## Written exercise
Only a number is wanted: how many lines of the entries include the string "ground"?
--- Data supplied ---
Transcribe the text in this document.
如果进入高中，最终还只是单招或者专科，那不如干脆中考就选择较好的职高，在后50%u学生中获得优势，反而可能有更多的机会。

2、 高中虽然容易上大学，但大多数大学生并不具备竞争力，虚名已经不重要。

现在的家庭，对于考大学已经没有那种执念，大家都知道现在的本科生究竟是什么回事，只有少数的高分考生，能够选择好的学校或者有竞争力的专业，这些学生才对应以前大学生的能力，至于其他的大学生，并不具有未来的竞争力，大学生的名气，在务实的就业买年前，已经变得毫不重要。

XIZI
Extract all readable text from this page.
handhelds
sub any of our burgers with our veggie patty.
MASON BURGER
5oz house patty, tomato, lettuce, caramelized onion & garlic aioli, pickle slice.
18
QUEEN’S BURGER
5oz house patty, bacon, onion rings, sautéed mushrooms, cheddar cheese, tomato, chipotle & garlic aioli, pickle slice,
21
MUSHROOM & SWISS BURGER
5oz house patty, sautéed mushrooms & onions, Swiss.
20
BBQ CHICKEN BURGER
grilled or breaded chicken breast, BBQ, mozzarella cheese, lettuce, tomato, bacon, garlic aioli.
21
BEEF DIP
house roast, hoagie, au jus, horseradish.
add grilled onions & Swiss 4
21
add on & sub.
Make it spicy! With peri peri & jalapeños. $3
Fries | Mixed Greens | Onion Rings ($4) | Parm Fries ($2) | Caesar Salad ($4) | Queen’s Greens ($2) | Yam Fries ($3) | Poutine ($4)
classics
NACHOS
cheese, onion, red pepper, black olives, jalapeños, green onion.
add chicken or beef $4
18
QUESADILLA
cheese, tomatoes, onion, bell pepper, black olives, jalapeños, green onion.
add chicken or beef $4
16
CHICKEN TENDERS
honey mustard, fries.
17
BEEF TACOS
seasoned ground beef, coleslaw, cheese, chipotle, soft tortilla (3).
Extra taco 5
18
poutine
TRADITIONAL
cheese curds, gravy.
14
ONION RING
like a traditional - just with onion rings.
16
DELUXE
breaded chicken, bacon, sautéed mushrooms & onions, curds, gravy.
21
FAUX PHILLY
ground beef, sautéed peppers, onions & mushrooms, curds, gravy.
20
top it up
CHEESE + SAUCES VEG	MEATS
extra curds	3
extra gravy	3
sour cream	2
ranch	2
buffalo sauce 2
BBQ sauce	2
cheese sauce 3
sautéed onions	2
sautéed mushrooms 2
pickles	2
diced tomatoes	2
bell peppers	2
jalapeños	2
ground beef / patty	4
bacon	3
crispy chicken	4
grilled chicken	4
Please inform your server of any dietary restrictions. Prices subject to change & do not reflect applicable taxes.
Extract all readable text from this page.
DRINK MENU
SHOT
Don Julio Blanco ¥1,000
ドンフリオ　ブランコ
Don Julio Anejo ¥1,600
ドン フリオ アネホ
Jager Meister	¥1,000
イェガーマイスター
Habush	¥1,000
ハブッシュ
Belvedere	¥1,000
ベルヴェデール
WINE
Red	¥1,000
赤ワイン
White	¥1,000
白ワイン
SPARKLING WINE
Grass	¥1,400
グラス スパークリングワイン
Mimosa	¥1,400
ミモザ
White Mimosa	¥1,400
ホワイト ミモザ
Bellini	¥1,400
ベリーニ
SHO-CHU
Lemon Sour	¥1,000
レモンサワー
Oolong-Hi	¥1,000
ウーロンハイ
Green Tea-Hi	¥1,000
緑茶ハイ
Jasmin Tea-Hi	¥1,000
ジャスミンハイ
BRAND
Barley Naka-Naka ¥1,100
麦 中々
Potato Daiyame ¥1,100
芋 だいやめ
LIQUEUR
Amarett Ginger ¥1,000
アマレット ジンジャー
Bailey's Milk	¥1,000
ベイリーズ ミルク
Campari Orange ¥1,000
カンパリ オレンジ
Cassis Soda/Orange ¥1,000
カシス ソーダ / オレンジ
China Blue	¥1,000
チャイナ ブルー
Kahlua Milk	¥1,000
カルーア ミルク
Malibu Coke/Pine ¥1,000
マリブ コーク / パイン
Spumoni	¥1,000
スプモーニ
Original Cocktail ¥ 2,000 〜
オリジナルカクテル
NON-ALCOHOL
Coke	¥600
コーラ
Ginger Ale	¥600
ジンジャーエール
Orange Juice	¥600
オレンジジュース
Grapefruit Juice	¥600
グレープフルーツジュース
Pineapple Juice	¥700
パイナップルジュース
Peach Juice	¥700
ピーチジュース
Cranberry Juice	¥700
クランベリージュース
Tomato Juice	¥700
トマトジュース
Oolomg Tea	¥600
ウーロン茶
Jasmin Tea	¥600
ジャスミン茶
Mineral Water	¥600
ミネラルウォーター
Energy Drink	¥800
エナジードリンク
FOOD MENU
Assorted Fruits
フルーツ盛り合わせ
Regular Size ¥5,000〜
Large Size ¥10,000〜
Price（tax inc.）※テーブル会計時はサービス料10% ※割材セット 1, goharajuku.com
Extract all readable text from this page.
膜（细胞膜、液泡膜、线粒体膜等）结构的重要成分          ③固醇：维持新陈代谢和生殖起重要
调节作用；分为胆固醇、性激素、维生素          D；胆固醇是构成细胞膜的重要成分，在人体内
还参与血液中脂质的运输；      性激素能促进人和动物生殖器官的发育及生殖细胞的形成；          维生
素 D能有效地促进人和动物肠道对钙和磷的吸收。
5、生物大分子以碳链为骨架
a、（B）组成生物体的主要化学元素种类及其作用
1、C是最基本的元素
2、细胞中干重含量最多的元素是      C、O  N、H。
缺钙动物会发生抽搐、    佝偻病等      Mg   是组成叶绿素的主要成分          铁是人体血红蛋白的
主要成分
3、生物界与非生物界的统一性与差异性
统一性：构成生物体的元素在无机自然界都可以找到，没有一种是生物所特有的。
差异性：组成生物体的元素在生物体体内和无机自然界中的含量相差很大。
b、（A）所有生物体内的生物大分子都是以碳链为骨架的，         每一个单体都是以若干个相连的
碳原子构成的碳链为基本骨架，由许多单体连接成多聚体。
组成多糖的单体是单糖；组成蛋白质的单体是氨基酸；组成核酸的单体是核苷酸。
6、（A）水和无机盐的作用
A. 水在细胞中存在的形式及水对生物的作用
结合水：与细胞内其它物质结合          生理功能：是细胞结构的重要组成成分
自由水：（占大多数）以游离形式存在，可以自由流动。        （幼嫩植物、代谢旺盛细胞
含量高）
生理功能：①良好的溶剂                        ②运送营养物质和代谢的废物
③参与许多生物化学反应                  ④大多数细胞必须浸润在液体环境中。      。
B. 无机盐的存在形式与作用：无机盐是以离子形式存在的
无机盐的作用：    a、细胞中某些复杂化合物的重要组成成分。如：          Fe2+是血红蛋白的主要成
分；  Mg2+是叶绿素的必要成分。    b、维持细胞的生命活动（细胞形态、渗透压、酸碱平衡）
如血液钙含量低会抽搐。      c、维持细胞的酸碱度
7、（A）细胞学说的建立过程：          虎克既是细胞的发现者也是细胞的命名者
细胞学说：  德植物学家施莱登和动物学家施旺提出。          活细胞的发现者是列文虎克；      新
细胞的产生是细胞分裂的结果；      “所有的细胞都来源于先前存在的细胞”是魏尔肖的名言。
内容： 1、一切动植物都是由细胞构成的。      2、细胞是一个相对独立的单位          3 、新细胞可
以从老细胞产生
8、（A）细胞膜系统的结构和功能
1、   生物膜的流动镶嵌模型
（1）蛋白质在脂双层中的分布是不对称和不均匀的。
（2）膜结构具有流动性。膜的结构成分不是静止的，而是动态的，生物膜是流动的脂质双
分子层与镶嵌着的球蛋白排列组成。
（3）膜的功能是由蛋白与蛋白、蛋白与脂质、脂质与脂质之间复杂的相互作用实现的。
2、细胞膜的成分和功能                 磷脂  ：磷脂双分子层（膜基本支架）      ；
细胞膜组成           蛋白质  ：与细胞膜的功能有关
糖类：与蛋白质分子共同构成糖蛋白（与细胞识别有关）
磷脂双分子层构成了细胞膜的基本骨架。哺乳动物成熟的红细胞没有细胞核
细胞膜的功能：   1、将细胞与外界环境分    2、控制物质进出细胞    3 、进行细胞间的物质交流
---
## Solution
3